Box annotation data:
__________________________________________________

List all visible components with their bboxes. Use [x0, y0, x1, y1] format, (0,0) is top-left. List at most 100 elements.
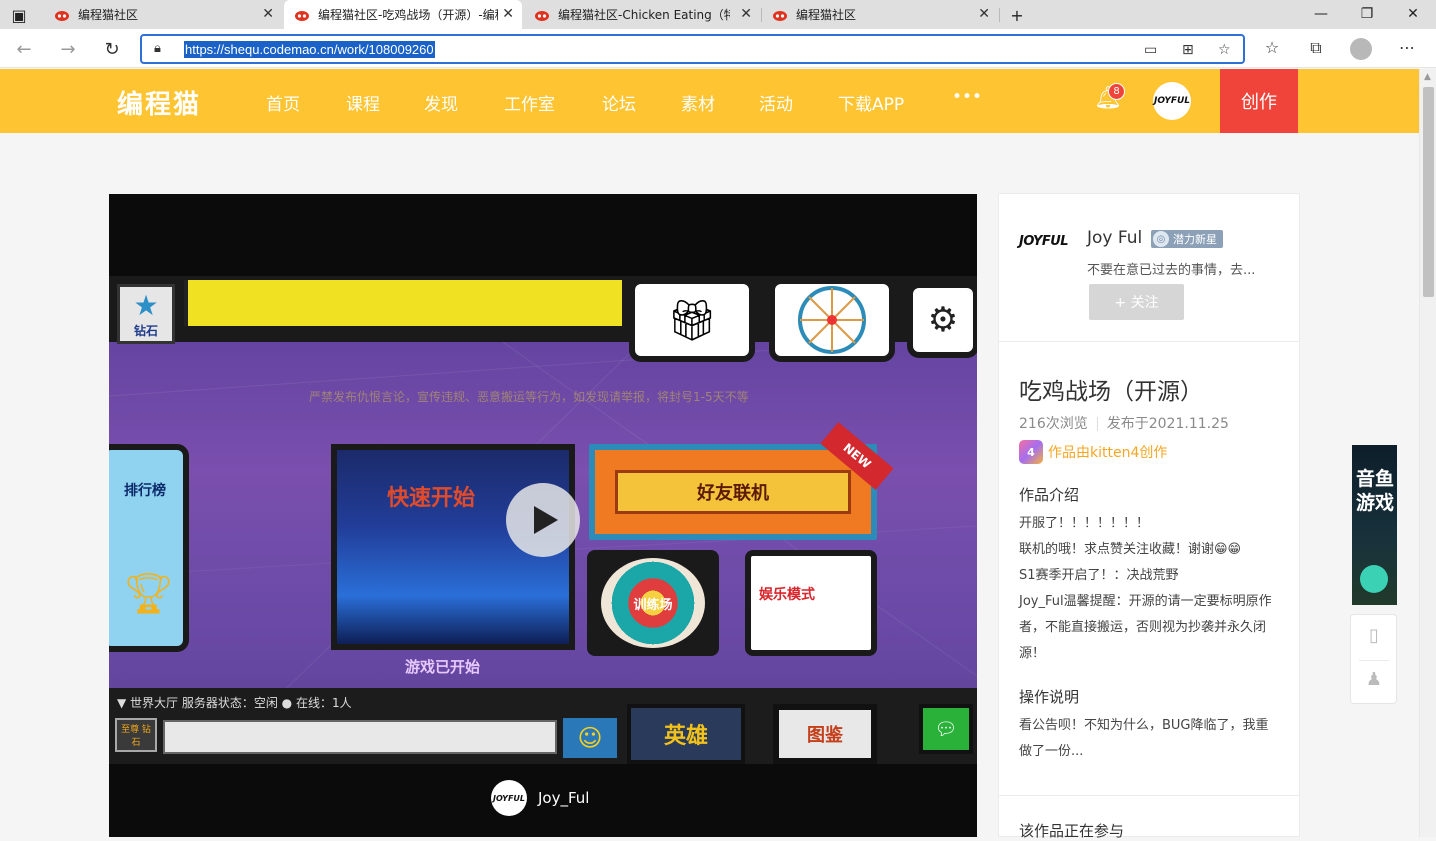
publish-date: 发布于2021.11.25 [1106, 416, 1229, 432]
read-aloud-icon[interactable]: ▭ [1144, 42, 1157, 58]
rank-label: 排行榜 [124, 483, 166, 499]
user-avatar[interactable]: JOYFUL [1153, 82, 1191, 120]
page-scrollbar[interactable]: ▲ [1419, 69, 1436, 837]
game-notice: 严禁发布仇恨言论，宣传违规、恶意搬运等行为，如发现请举报，将封号1-5天不等 [309, 390, 749, 404]
fast-start-label: 快速开始 [387, 486, 476, 511]
kitten4-icon: 4 [1019, 440, 1043, 464]
tab-actions-icon[interactable]: ▣ [8, 4, 30, 26]
author-name[interactable]: Joy Ful [1087, 228, 1142, 248]
ops-text: 看公告呗！不知为什么，BUG降临了，我重做了一份... [1019, 718, 1269, 759]
back-icon[interactable]: ← [12, 37, 36, 61]
site-header: 编程猫 首页 课程 发现 工作室 论坛 素材 活动 下载APP ••• 🔔︎ 8… [0, 69, 1419, 133]
tab-separator [999, 8, 1000, 22]
browser-tab-3[interactable]: 编程猫社区-Chicken Eating（特殊版本） ✕ [524, 0, 760, 29]
smiley-icon: ☺ [563, 718, 617, 758]
add-favorite-icon[interactable]: ☆ [1218, 42, 1231, 58]
nav-events[interactable]: 活动 [759, 90, 793, 115]
friends-online-label: 好友联机 [615, 470, 851, 514]
work-info-card: JOYFUL Joy Ful ◎ 潜力新星 不要在意已过去的事情，去... + … [998, 193, 1300, 840]
follow-button[interactable]: + 关注 [1089, 284, 1184, 320]
author-avatar[interactable]: JOYFUL [491, 780, 527, 816]
kitten-source[interactable]: 4 作品由kitten4创作 [1019, 440, 1167, 464]
world-lobby-status: ▼ 世界大厅 服务器状态：空闲 ● 在线：1人 [117, 696, 352, 710]
more-menu-icon[interactable]: ⋯ [1396, 38, 1418, 57]
url-text[interactable]: https://shequ.codemao.cn/work/108009260 [184, 41, 435, 58]
browser-tab-1[interactable]: 编程猫社区 ✕ [44, 0, 282, 29]
tab-title: 编程猫社区-吃鸡战场（开源）-编程猫社区 [318, 8, 498, 22]
nav-download-app[interactable]: 下载APP [838, 90, 904, 115]
codemao-favicon [295, 10, 309, 21]
collections-icon[interactable]: ⧉ [1305, 38, 1327, 58]
rank-badge-label: 潜力新星 [1173, 233, 1217, 246]
author-motto: 不要在意已过去的事情，去... [1087, 263, 1256, 278]
wechat-icon: 💬︎ [919, 704, 973, 754]
codemao-favicon [773, 10, 787, 21]
close-tab-icon[interactable]: ✕ [262, 6, 274, 22]
work-player[interactable]: ★ 钻石 🎁︎ ⚙︎ 严禁发布仇恨言论，宣传违规、恶意搬运等行为，如发现请举报，将… [109, 194, 977, 837]
author-rank-badge: ◎ 潜力新星 [1151, 230, 1223, 248]
author-logo-avatar[interactable]: JOYFUL [1019, 234, 1075, 264]
close-tab-icon[interactable]: ✕ [978, 6, 990, 22]
floating-ad-banner[interactable]: 音鱼游戏 [1352, 445, 1397, 605]
apps-icon[interactable]: ⊞ [1182, 42, 1194, 58]
nav-home[interactable]: 首页 [266, 90, 300, 115]
fun-mode-label: 娱乐模式 [759, 587, 815, 603]
browser-tab-4[interactable]: 编程猫社区 ✕ [762, 0, 998, 29]
ad-text: 音鱼游戏 [1355, 468, 1394, 514]
scroll-up-icon[interactable]: ▲ [1424, 72, 1431, 82]
intro-line: 开服了！！！！！！！ [1019, 516, 1150, 531]
nav-materials[interactable]: 素材 [681, 90, 715, 115]
diamond-label: 钻石 [133, 324, 158, 338]
new-tab-button[interactable]: + [1006, 4, 1028, 26]
scroll-thumb[interactable] [1423, 87, 1434, 297]
divider [999, 341, 1299, 342]
diamond-tile: ★ 钻石 [117, 284, 175, 344]
work-title: 吃鸡战场（开源） [1019, 379, 1203, 405]
tab-title: 编程猫社区 [796, 8, 857, 22]
notification-badge: 8 [1108, 83, 1125, 100]
play-button[interactable] [506, 483, 580, 557]
mobile-icon[interactable]: ▯ [1363, 625, 1385, 651]
url-field[interactable]: 🔒︎ https://shequ.codemao.cn/work/1080092… [140, 34, 1245, 64]
lucky-wheel-tile [769, 278, 895, 362]
trophy-icon: 🏆︎ [123, 571, 174, 617]
nav-studio[interactable]: 工作室 [504, 90, 555, 115]
restore-icon[interactable]: ❐ [1354, 4, 1380, 24]
close-tab-icon[interactable]: ✕ [502, 6, 514, 22]
nav-more[interactable]: ••• [952, 87, 982, 107]
close-window-icon[interactable]: ✕ [1400, 4, 1426, 24]
minimize-icon[interactable]: — [1308, 4, 1334, 24]
qq-icon[interactable]: ♟︎ [1363, 669, 1385, 695]
author-name[interactable]: Joy_Ful [538, 789, 589, 807]
tab-title: 编程猫社区 [78, 8, 139, 22]
browser-tab-2-active[interactable]: 编程猫社区-吃鸡战场（开源）-编程猫社区 ✕ [284, 0, 522, 29]
medal-icon: ◎ [1153, 231, 1169, 247]
player-author[interactable]: JOYFUL Joy_Ful [491, 780, 589, 816]
site-logo[interactable]: 编程猫 [117, 84, 201, 121]
favorites-icon[interactable]: ☆ [1261, 38, 1283, 57]
game-chat-input [163, 720, 557, 754]
ops-heading: 操作说明 [1019, 688, 1080, 706]
close-tab-icon[interactable]: ✕ [740, 6, 752, 22]
work-meta: 216次浏览 发布于2021.11.25 [1019, 413, 1229, 433]
nav-forum[interactable]: 论坛 [602, 90, 636, 115]
intro-line: Joy_Ful温馨提醒：开源的请一定要标明原作者，不能直接搬运，否则视为抄袭并永… [1019, 594, 1272, 661]
rank-panel: 排行榜 🏆︎ [109, 444, 189, 652]
gift-tile: 🎁︎ [629, 278, 755, 362]
refresh-icon[interactable]: ↻ [100, 37, 124, 61]
game-bottom-strip: ▼ 世界大厅 服务器状态：空闲 ● 在线：1人 至尊 钻石 ☺ 英雄 图鉴 💬︎ [109, 688, 977, 764]
browser-tab-bar: ▣ 编程猫社区 ✕ 编程猫社区-吃鸡战场（开源）-编程猫社区 ✕ 编程猫社区-C… [0, 0, 1436, 29]
forward-icon[interactable]: → [56, 37, 80, 61]
codemao-favicon [535, 10, 549, 21]
tab-title: 编程猫社区-Chicken Eating（特殊版本） [558, 8, 730, 22]
training-label: 训练场 [601, 558, 705, 648]
profile-avatar[interactable] [1350, 38, 1372, 60]
nav-discover[interactable]: 发现 [424, 90, 458, 115]
training-tile: 训练场 [587, 550, 719, 656]
intro-line: 联机的哦！求点赞关注收藏！谢谢😁😁 [1019, 542, 1242, 557]
kitten-source-label[interactable]: 作品由kitten4创作 [1048, 442, 1167, 462]
create-button[interactable]: 创作 [1220, 69, 1298, 133]
ad-character-image [1360, 565, 1388, 593]
play-icon [534, 506, 558, 534]
nav-courses[interactable]: 课程 [346, 90, 380, 115]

__________________________________________________

GOAL |
Render every line of the items above as a numbered list, omitting any blank lines. Keep the pictures out of your answer.

FINISHED ANSWER |
1. List all visible components with their bboxes. Use [x0, y0, x1, y1] format, (0,0) is top-left. List at most 100 elements.
2. publish-date: 发布于2021.11.25 [1106, 416, 1229, 432]
3. read-aloud-icon[interactable]: ▭ [1144, 42, 1157, 58]
4. rank-label: 排行榜 [124, 483, 166, 499]
5. user-avatar[interactable]: JOYFUL [1153, 82, 1191, 120]
6. page-scrollbar[interactable]: ▲ [1419, 69, 1436, 837]
7. game-notice: 严禁发布仇恨言论，宣传违规、恶意搬运等行为，如发现请举报，将封号1-5天不等 [309, 390, 749, 404]
8. fast-start-label: 快速开始 [387, 486, 476, 511]
9. kitten4-icon: 4 [1019, 440, 1043, 464]
10. tab-actions-icon[interactable]: ▣ [8, 4, 30, 26]
11. author-name[interactable]: Joy Ful [1087, 228, 1142, 248]
12. ops-text: 看公告呗！不知为什么，BUG降临了，我重做了一份... [1019, 718, 1269, 759]
13. back-icon[interactable]: ← [12, 37, 36, 61]
14. site-header: 编程猫 首页 课程 发现 工作室 论坛 素材 活动 下载APP ••• 🔔︎ 8… [0, 69, 1419, 133]
15. tab-separator [999, 8, 1000, 22]
16. browser-tab-3[interactable]: 编程猫社区-Chicken Eating（特殊版本） ✕ [524, 0, 760, 29]
17. smiley-icon: ☺ [563, 718, 617, 758]
18. add-favorite-icon[interactable]: ☆ [1218, 42, 1231, 58]
19. nav-events[interactable]: 活动 [759, 90, 793, 115]
20. friends-online-label: 好友联机 [615, 470, 851, 514]
21. work-info-card: JOYFUL Joy Ful ◎ 潜力新星 不要在意已过去的事情，去... + … [998, 193, 1300, 840]
22. follow-button[interactable]: + 关注 [1089, 284, 1184, 320]
23. author-avatar[interactable]: JOYFUL [491, 780, 527, 816]
24. kitten-source[interactable]: 4 作品由kitten4创作 [1019, 440, 1167, 464]
25. world-lobby-status: ▼ 世界大厅 服务器状态：空闲 ● 在线：1人 [117, 696, 352, 710]
26. more-menu-icon[interactable]: ⋯ [1396, 38, 1418, 57]
27. url-text[interactable]: https://shequ.codemao.cn/work/108009260 [184, 41, 435, 58]
28. browser-tab-1[interactable]: 编程猫社区 ✕ [44, 0, 282, 29]
29. tab-title: 编程猫社区-吃鸡战场（开源）-编程猫社区 [318, 8, 498, 22]
30. nav-download-app[interactable]: 下载APP [838, 90, 904, 115]
31. codemao-favicon [295, 10, 309, 21]
32. collections-icon[interactable]: ⧉ [1305, 38, 1327, 58]
33. rank-badge-label: 潜力新星 [1173, 233, 1217, 246]
34. author-motto: 不要在意已过去的事情，去... [1087, 263, 1256, 278]
35. wechat-icon: 💬︎ [919, 704, 973, 754]
36. codemao-favicon [773, 10, 787, 21]
37. close-tab-icon[interactable]: ✕ [262, 6, 274, 22]
38. work-player[interactable]: ★ 钻石 🎁︎ ⚙︎ 严禁发布仇恨言论，宣传违规、恶意搬运等行为，如发现请举报，将… [109, 194, 977, 837]
39. author-rank-badge: ◎ 潜力新星 [1151, 230, 1223, 248]
40. author-logo-avatar[interactable]: JOYFUL [1019, 234, 1075, 264]
41. close-tab-icon[interactable]: ✕ [978, 6, 990, 22]
42. floating-ad-banner[interactable]: 音鱼游戏 [1352, 445, 1397, 605]
43. apps-icon[interactable]: ⊞ [1182, 42, 1194, 58]
44. nav-home[interactable]: 首页 [266, 90, 300, 115]
45. fun-mode-label: 娱乐模式 [759, 587, 815, 603]
46. browser-tab-4[interactable]: 编程猫社区 ✕ [762, 0, 998, 29]
47. ad-text: 音鱼游戏 [1355, 468, 1394, 514]
48. scroll-up-icon[interactable]: ▲ [1424, 72, 1431, 82]
49. intro-line: 开服了！！！！！！！ [1019, 516, 1150, 531]
50. nav-materials[interactable]: 素材 [681, 90, 715, 115]
51. diamond-label: 钻石 [133, 324, 158, 338]
52. new-tab-button[interactable]: + [1006, 4, 1028, 26]
53. scroll-thumb[interactable] [1423, 87, 1434, 297]
54. divider [999, 341, 1299, 342]
55. diamond-tile: ★ 钻石 [117, 284, 175, 344]
56. work-title: 吃鸡战场（开源） [1019, 379, 1203, 405]
57. tab-title: 编程猫社区 [796, 8, 857, 22]
58. notification-badge: 8 [1108, 83, 1125, 100]
59. play-button[interactable] [506, 483, 580, 557]
60. mobile-icon[interactable]: ▯ [1363, 625, 1385, 651]
61. url-field[interactable]: 🔒︎ https://shequ.codemao.cn/work/1080092… [140, 34, 1245, 64]
62. lucky-wheel-tile [769, 278, 895, 362]
63. trophy-icon: 🏆︎ [123, 571, 174, 617]
64. nav-studio[interactable]: 工作室 [504, 90, 555, 115]
65. restore-icon[interactable]: ❐ [1354, 4, 1380, 24]
66. close-tab-icon[interactable]: ✕ [502, 6, 514, 22]
67. nav-more[interactable]: ••• [952, 87, 982, 107]
68. close-window-icon[interactable]: ✕ [1400, 4, 1426, 24]
69. minimize-icon[interactable]: — [1308, 4, 1334, 24]
70. qq-icon[interactable]: ♟︎ [1363, 669, 1385, 695]
71. author-name[interactable]: Joy_Ful [538, 789, 589, 807]
72. tab-title: 编程猫社区 [78, 8, 139, 22]
73. browser-tab-2-active[interactable]: 编程猫社区-吃鸡战场（开源）-编程猫社区 ✕ [284, 0, 522, 29]
74. medal-icon: ◎ [1153, 231, 1169, 247]
75. player-author[interactable]: JOYFUL Joy_Ful [491, 780, 589, 816]
76. site-logo[interactable]: 编程猫 [117, 84, 201, 121]
77. favorites-icon[interactable]: ☆ [1261, 38, 1283, 57]
78. game-chat-input [163, 720, 557, 754]
79. ops-heading: 操作说明 [1019, 688, 1080, 706]
80. close-tab-icon[interactable]: ✕ [740, 6, 752, 22]
81. work-meta: 216次浏览 发布于2021.11.25 [1019, 413, 1229, 433]
82. nav-forum[interactable]: 论坛 [602, 90, 636, 115]
83. intro-line: Joy_Ful温馨提醒：开源的请一定要标明原作者，不能直接搬运，否则视为抄袭并永… [1019, 594, 1272, 661]
84. rank-panel: 排行榜 🏆︎ [109, 444, 189, 652]
85. gift-tile: 🎁︎ [629, 278, 755, 362]
86. refresh-icon[interactable]: ↻ [100, 37, 124, 61]
87. game-bottom-strip: ▼ 世界大厅 服务器状态：空闲 ● 在线：1人 至尊 钻石 ☺ 英雄 图鉴 💬︎ [109, 688, 977, 764]
88. browser-tab-bar: ▣ 编程猫社区 ✕ 编程猫社区-吃鸡战场（开源）-编程猫社区 ✕ 编程猫社区-C… [0, 0, 1436, 29]
89. forward-icon[interactable]: → [56, 37, 80, 61]
90. codemao-favicon [535, 10, 549, 21]
91. tab-title: 编程猫社区-Chicken Eating（特殊版本） [558, 8, 730, 22]
92. training-label: 训练场 [601, 558, 705, 648]
93. profile-avatar[interactable] [1350, 38, 1372, 60]
94. nav-discover[interactable]: 发现 [424, 90, 458, 115]
95. training-tile: 训练场 [587, 550, 719, 656]
96. intro-line: 联机的哦！求点赞关注收藏！谢谢😁😁 [1019, 542, 1242, 557]
97. kitten-source-label[interactable]: 作品由kitten4创作 [1048, 442, 1167, 462]
98. create-button[interactable]: 创作 [1220, 69, 1298, 133]
99. ad-character-image [1360, 565, 1388, 593]
100. play-icon [534, 506, 558, 534]
101. nav-courses[interactable]: 课程 [346, 90, 380, 115]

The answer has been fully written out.